Written problem = Search the records below for the word "students" and show every line where it occurs.

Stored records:

+++++

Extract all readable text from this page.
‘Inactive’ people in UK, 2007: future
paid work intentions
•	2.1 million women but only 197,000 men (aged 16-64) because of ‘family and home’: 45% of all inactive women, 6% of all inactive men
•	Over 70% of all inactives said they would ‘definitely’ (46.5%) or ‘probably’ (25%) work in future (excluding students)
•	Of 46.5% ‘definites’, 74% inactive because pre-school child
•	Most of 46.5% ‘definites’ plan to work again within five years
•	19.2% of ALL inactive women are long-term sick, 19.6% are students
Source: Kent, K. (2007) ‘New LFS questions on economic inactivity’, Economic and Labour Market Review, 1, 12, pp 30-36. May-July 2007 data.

+++++

The completed task =
•	Over 70% of all inactives said they would ‘definitely’ (46.5%) or ‘probably’ (25%) work in future (excluding students)
•	19.2% of ALL inactive women are long-term sick, 19.6% are students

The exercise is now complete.